-- START Records to use --
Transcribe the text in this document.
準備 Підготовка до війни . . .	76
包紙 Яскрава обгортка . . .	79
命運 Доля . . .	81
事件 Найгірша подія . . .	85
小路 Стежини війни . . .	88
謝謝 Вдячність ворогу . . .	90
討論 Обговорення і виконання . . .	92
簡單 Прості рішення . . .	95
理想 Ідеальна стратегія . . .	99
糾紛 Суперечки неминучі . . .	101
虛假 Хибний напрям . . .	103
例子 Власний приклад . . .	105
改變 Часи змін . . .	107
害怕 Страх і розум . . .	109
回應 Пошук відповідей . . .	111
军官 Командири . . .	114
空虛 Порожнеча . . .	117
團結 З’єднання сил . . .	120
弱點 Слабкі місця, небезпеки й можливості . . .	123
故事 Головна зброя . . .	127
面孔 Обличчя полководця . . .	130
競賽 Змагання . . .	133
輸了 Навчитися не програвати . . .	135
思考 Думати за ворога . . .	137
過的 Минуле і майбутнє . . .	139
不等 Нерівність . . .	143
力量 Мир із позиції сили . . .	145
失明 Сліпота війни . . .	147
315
-- END Records to use --
▸ Problem statement
Among the lines above, determine how many hold the word "війни"; report the figure alone.

▸ The reply
3